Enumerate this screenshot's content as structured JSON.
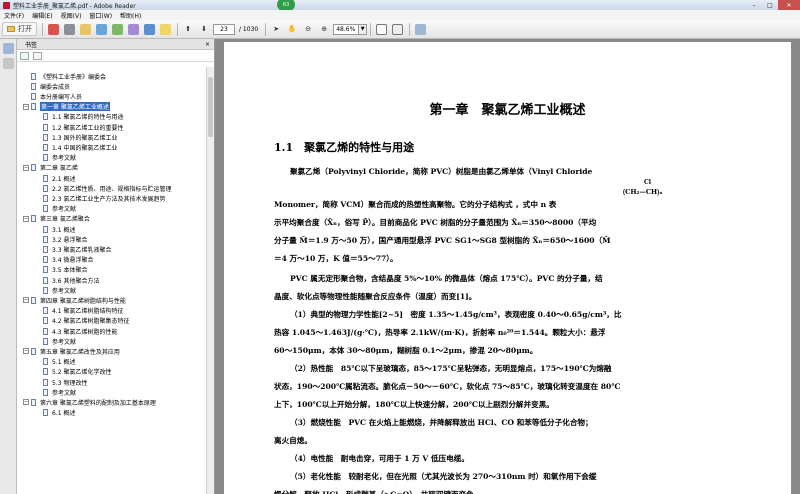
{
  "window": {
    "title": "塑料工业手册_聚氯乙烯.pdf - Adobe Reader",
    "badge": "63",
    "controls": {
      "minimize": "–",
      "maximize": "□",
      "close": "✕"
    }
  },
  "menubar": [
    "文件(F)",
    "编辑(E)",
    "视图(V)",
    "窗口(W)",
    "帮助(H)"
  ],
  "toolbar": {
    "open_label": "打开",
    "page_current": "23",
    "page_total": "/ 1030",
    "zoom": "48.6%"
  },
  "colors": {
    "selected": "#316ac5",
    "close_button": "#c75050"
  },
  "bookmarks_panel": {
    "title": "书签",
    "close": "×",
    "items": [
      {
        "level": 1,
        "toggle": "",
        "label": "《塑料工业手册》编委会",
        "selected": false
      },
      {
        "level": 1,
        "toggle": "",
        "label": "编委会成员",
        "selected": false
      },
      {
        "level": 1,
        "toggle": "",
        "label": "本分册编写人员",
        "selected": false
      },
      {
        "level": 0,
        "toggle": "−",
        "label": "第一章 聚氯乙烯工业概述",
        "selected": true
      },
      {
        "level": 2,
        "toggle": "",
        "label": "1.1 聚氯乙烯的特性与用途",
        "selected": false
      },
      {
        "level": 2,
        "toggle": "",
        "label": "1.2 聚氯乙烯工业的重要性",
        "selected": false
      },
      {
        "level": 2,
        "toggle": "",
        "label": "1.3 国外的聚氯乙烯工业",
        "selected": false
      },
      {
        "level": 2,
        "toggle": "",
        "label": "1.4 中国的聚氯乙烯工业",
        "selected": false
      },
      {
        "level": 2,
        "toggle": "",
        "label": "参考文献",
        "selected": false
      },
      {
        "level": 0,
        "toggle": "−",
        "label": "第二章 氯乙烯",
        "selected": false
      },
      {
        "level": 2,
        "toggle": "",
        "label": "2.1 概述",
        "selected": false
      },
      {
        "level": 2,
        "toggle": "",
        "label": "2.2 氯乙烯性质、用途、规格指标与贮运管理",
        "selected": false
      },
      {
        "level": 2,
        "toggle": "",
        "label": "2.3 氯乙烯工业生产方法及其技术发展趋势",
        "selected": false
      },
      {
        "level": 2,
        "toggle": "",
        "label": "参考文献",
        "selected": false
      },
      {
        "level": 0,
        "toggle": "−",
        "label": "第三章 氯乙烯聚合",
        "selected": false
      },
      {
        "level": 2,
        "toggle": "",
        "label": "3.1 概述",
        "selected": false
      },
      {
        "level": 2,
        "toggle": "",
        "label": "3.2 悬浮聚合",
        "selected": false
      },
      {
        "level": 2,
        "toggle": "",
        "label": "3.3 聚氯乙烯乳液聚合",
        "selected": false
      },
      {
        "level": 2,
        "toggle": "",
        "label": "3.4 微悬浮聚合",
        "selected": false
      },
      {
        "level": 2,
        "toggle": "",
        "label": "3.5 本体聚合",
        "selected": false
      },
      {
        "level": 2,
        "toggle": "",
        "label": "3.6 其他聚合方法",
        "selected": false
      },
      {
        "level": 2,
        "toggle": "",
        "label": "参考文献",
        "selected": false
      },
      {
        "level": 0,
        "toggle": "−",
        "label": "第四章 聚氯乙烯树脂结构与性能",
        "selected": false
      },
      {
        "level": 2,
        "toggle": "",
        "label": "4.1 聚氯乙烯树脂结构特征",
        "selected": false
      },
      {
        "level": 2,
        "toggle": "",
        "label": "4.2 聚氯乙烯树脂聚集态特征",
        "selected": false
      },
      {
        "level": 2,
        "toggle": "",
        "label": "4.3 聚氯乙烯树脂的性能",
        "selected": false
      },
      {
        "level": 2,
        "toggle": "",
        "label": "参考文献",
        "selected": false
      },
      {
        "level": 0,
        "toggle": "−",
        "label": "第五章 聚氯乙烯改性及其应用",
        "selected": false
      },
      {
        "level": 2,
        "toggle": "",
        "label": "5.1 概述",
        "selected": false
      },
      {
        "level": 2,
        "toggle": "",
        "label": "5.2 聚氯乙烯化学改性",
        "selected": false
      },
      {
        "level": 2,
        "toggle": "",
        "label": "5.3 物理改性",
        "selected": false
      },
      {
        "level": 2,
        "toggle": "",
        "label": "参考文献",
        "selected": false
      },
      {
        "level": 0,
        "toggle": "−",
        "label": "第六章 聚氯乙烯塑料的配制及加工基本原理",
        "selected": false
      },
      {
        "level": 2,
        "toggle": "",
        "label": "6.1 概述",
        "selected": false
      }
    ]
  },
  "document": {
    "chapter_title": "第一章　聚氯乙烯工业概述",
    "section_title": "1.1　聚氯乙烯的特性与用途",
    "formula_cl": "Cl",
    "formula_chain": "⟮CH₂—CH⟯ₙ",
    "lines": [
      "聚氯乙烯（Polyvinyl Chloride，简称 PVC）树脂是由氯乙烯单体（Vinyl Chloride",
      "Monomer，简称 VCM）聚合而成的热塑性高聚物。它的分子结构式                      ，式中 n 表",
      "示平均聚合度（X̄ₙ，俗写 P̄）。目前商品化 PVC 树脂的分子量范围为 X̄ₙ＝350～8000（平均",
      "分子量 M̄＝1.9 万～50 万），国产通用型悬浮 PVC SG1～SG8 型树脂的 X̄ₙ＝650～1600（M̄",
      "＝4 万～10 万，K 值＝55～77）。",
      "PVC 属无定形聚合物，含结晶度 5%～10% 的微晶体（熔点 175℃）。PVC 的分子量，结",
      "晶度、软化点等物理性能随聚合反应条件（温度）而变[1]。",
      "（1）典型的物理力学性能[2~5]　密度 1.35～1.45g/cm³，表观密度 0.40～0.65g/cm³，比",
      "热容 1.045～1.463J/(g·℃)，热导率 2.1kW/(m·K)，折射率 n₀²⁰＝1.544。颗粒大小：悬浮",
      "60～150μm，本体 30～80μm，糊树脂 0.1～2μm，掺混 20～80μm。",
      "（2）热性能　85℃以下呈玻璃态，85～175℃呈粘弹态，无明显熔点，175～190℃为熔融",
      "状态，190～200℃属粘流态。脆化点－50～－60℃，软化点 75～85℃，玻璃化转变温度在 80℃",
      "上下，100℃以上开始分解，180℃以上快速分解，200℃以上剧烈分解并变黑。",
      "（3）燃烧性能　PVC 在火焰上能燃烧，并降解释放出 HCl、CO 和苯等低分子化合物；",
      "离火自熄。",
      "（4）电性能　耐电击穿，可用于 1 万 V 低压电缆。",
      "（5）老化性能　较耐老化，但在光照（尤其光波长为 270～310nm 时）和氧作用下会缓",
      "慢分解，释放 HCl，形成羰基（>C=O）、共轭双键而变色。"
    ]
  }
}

════════

Where a line in the material above holds "聚氯乙烯工业概述", copy that line.

        "label": "第一章 聚氯乙烯工业概述",
    "chapter_title": "第一章　聚氯乙烯工业概述",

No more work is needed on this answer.